* WORK TO DO
Below are some entries; can you quote all of them exactly?

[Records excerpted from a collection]

☆ ☆ ☆ ☆ ☆

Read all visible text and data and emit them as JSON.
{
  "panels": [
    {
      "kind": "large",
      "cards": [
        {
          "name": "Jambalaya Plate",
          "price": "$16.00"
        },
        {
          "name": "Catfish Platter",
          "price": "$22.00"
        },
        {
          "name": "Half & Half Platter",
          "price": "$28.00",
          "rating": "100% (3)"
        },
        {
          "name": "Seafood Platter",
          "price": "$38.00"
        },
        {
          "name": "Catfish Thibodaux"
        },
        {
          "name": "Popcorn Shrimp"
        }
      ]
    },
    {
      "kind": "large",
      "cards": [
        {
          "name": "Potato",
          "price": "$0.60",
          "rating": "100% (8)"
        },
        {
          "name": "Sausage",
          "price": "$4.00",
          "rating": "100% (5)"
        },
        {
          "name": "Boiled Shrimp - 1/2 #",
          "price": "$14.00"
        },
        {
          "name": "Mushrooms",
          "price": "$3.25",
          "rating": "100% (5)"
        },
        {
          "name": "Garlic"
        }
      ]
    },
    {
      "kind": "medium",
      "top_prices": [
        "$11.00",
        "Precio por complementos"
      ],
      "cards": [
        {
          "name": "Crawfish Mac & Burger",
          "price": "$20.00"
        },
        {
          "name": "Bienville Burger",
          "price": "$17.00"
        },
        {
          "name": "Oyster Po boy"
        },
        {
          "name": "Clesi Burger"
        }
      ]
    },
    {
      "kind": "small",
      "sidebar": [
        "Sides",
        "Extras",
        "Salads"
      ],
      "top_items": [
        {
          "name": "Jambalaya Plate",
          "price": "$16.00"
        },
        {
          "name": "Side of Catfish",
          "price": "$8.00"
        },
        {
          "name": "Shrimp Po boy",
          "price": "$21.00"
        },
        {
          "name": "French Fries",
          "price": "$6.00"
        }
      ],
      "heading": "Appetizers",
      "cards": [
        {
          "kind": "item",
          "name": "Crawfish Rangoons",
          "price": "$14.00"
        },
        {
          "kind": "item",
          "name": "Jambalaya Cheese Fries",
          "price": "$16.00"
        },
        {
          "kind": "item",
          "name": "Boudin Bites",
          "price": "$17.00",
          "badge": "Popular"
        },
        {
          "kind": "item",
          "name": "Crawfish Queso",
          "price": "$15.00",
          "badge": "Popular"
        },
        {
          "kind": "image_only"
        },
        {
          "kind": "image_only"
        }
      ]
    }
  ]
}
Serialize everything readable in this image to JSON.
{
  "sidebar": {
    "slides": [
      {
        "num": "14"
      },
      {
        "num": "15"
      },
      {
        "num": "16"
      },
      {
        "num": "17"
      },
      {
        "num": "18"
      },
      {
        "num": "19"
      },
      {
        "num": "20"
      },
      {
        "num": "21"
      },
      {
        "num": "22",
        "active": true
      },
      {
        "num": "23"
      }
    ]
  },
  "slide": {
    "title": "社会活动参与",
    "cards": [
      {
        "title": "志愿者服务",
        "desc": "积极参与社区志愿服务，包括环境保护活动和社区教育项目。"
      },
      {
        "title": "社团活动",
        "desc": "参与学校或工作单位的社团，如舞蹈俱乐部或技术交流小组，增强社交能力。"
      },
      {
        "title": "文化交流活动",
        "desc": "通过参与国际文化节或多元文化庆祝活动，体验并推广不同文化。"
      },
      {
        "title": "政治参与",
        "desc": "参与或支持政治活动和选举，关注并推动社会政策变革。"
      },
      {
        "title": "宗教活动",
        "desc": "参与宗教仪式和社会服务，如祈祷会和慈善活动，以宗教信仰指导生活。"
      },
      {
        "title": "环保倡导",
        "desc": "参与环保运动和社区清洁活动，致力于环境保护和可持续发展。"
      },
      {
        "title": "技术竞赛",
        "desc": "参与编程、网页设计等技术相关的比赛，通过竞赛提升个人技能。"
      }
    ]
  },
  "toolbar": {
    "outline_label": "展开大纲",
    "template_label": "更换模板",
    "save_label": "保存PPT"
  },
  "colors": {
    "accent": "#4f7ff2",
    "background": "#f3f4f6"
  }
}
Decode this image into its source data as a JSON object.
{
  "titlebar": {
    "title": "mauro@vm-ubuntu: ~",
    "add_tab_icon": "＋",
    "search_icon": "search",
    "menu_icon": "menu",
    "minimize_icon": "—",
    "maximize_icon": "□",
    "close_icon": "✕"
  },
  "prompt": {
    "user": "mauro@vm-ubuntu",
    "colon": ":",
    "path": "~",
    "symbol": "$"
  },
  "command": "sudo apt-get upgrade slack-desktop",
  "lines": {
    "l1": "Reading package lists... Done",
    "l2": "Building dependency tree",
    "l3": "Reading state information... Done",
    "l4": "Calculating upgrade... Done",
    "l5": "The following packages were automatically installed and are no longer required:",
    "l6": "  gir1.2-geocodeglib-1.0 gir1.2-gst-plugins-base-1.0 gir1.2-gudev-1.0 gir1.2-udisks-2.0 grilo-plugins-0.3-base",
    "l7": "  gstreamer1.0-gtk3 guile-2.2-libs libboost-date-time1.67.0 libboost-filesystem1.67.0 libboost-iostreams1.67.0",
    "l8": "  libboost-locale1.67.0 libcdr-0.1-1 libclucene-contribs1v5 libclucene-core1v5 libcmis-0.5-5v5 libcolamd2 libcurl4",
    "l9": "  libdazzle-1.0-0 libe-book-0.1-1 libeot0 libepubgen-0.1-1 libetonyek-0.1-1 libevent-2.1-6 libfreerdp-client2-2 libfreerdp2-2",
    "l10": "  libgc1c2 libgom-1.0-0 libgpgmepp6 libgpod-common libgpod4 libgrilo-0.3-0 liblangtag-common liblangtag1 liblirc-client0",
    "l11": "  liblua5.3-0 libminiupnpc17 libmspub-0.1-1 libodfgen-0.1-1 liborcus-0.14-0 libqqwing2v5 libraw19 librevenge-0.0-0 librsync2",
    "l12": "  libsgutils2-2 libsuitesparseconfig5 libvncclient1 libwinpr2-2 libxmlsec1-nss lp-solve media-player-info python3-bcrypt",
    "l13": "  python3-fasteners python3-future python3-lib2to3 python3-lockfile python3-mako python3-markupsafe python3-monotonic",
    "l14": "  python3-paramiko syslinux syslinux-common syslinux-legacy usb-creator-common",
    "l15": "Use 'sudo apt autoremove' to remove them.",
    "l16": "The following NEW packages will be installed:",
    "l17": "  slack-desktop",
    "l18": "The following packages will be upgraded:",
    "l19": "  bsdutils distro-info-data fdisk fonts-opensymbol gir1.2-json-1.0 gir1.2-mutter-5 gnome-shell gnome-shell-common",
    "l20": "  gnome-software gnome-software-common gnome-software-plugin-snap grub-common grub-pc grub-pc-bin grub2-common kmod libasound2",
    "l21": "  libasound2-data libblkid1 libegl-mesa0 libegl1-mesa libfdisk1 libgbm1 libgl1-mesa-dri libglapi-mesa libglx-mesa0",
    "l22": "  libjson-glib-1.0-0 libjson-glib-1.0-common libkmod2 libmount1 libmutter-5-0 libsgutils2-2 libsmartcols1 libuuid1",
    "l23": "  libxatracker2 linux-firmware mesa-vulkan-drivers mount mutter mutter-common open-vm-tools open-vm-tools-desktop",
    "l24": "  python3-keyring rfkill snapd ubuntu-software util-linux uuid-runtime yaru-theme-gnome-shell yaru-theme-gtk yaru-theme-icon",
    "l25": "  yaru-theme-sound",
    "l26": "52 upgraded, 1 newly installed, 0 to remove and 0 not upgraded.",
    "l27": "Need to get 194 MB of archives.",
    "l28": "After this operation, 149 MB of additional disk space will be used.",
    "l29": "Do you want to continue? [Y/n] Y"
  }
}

☆ ☆ ☆ ☆ ☆

* RESULT FOR THIS EXERCISE
Read all visible text and data and emit them as JSON.
{
  "panels": [
    {
      "kind": "large",
      "cards": [
        {
          "name": "Jambalaya Plate",
          "price": "$16.00"
        },
        {
          "name": "Catfish Platter",
          "price": "$22.00"
        },
        {
          "name": "Half & Half Platter",
          "price": "$28.00",
          "rating": "100% (3)"
        },
        {
          "name": "Seafood Platter",
          "price": "$38.00"
        },
        {
          "name": "Catfish Thibodaux"
        },
        {
          "name": "Popcorn Shrimp"
        }
      ]
    },
    {
      "kind": "large",
      "cards": [
        {
          "name": "Potato",
          "price": "$0.60",
          "rating": "100% (8)"
        },
        {
          "name": "Sausage",
          "price": "$4.00",
          "rating": "100% (5)"
        },
        {
          "name": "Boiled Shrimp - 1/2 #",
          "price": "$14.00"
        },
        {
          "name": "Mushrooms",
          "price": "$3.25",
          "rating": "100% (5)"
        },
        {
          "name": "Garlic"
        }
      ]
    },
    {
      "kind": "medium",
      "top_prices": [
        "$11.00",
        "Precio por complementos"
      ],
      "cards": [
        {
          "name": "Crawfish Mac & Burger",
          "price": "$20.00"
        },
        {
          "name": "Bienville Burger",
          "price": "$17.00"
        },
        {
          "name": "Oyster Po boy"
        },
        {
          "name": "Clesi Burger"
        }
      ]
    },
    {
      "kind": "small",
      "sidebar": [
        "Sides",
        "Extras",
        "Salads"
      ],
      "top_items": [
        {
          "name": "Jambalaya Plate",
          "price": "$16.00"
        },
        {
          "name": "Side of Catfish",
          "price": "$8.00"
        },
        {
          "name": "Shrimp Po boy",
          "price": "$21.00"
        },
        {
          "name": "French Fries",
          "price": "$6.00"
        }
      ],
      "heading": "Appetizers",
      "cards": [
        {
          "kind": "item",
          "name": "Crawfish Rangoons",
          "price": "$14.00"
        },
        {
          "kind": "item",
          "name": "Jambalaya Cheese Fries",
          "price": "$16.00"
        },
        {
          "kind": "item",
          "name": "Boudin Bites",
          "price": "$17.00",
          "badge": "Popular"
        },
        {
          "kind": "item",
          "name": "Crawfish Queso",
          "price": "$15.00",
          "badge": "Popular"
        },
        {
          "kind": "image_only"
        },
        {
          "kind": "image_only"
        }
      ]
    }
  ]
}
Serialize everything readable in this image to JSON.
{
  "sidebar": {
    "slides": [
      {
        "num": "14"
      },
      {
        "num": "15"
      },
      {
        "num": "16"
      },
      {
        "num": "17"
      },
      {
        "num": "18"
      },
      {
        "num": "19"
      },
      {
        "num": "20"
      },
      {
        "num": "21"
      },
      {
        "num": "22",
        "active": true
      },
      {
        "num": "23"
      }
    ]
  },
  "slide": {
    "title": "社会活动参与",
    "cards": [
      {
        "title": "志愿者服务",
        "desc": "积极参与社区志愿服务，包括环境保护活动和社区教育项目。"
      },
      {
        "title": "社团活动",
        "desc": "参与学校或工作单位的社团，如舞蹈俱乐部或技术交流小组，增强社交能力。"
      },
      {
        "title": "文化交流活动",
        "desc": "通过参与国际文化节或多元文化庆祝活动，体验并推广不同文化。"
      },
      {
        "title": "政治参与",
        "desc": "参与或支持政治活动和选举，关注并推动社会政策变革。"
      },
      {
        "title": "宗教活动",
        "desc": "参与宗教仪式和社会服务，如祈祷会和慈善活动，以宗教信仰指导生活。"
      },
      {
        "title": "环保倡导",
        "desc": "参与环保运动和社区清洁活动，致力于环境保护和可持续发展。"
      },
      {
        "title": "技术竞赛",
        "desc": "参与编程、网页设计等技术相关的比赛，通过竞赛提升个人技能。"
      }
    ]
  },
  "toolbar": {
    "outline_label": "展开大纲",
    "template_label": "更换模板",
    "save_label": "保存PPT"
  },
  "colors": {
    "accent": "#4f7ff2",
    "background": "#f3f4f6"
  }
}
Decode this image into its source data as a JSON object.
{
  "titlebar": {
    "title": "mauro@vm-ubuntu: ~",
    "add_tab_icon": "＋",
    "search_icon": "search",
    "menu_icon": "menu",
    "minimize_icon": "—",
    "maximize_icon": "□",
    "close_icon": "✕"
  },
  "prompt": {
    "user": "mauro@vm-ubuntu",
    "colon": ":",
    "path": "~",
    "symbol": "$"
  },
  "command": "sudo apt-get upgrade slack-desktop",
  "lines": {
    "l1": "Reading package lists... Done",
    "l2": "Building dependency tree",
    "l3": "Reading state information... Done",
    "l4": "Calculating upgrade... Done",
    "l5": "The following packages were automatically installed and are no longer required:",
    "l6": "  gir1.2-geocodeglib-1.0 gir1.2-gst-plugins-base-1.0 gir1.2-gudev-1.0 gir1.2-udisks-2.0 grilo-plugins-0.3-base",
    "l7": "  gstreamer1.0-gtk3 guile-2.2-libs libboost-date-time1.67.0 libboost-filesystem1.67.0 libboost-iostreams1.67.0",
    "l8": "  libboost-locale1.67.0 libcdr-0.1-1 libclucene-contribs1v5 libclucene-core1v5 libcmis-0.5-5v5 libcolamd2 libcurl4",
    "l9": "  libdazzle-1.0-0 libe-book-0.1-1 libeot0 libepubgen-0.1-1 libetonyek-0.1-1 libevent-2.1-6 libfreerdp-client2-2 libfreerdp2-2",
    "l10": "  libgc1c2 libgom-1.0-0 libgpgmepp6 libgpod-common libgpod4 libgrilo-0.3-0 liblangtag-common liblangtag1 liblirc-client0",
    "l11": "  liblua5.3-0 libminiupnpc17 libmspub-0.1-1 libodfgen-0.1-1 liborcus-0.14-0 libqqwing2v5 libraw19 librevenge-0.0-0 librsync2",
    "l12": "  libsgutils2-2 libsuitesparseconfig5 libvncclient1 libwinpr2-2 libxmlsec1-nss lp-solve media-player-info python3-bcrypt",
    "l13": "  python3-fasteners python3-future python3-lib2to3 python3-lockfile python3-mako python3-markupsafe python3-monotonic",
    "l14": "  python3-paramiko syslinux syslinux-common syslinux-legacy usb-creator-common",
    "l15": "Use 'sudo apt autoremove' to remove them.",
    "l16": "The following NEW packages will be installed:",
    "l17": "  slack-desktop",
    "l18": "The following packages will be upgraded:",
    "l19": "  bsdutils distro-info-data fdisk fonts-opensymbol gir1.2-json-1.0 gir1.2-mutter-5 gnome-shell gnome-shell-common",
    "l20": "  gnome-software gnome-software-common gnome-software-plugin-snap grub-common grub-pc grub-pc-bin grub2-common kmod libasound2",
    "l21": "  libasound2-data libblkid1 libegl-mesa0 libegl1-mesa libfdisk1 libgbm1 libgl1-mesa-dri libglapi-mesa libglx-mesa0",
    "l22": "  libjson-glib-1.0-0 libjson-glib-1.0-common libkmod2 libmount1 libmutter-5-0 libsgutils2-2 libsmartcols1 libuuid1",
    "l23": "  libxatracker2 linux-firmware mesa-vulkan-drivers mount mutter mutter-common open-vm-tools open-vm-tools-desktop",
    "l24": "  python3-keyring rfkill snapd ubuntu-software util-linux uuid-runtime yaru-theme-gnome-shell yaru-theme-gtk yaru-theme-icon",
    "l25": "  yaru-theme-sound",
    "l26": "52 upgraded, 1 newly installed, 0 to remove and 0 not upgraded.",
    "l27": "Need to get 194 MB of archives.",
    "l28": "After this operation, 149 MB of additional disk space will be used.",
    "l29": "Do you want to continue? [Y/n] Y"
  }
}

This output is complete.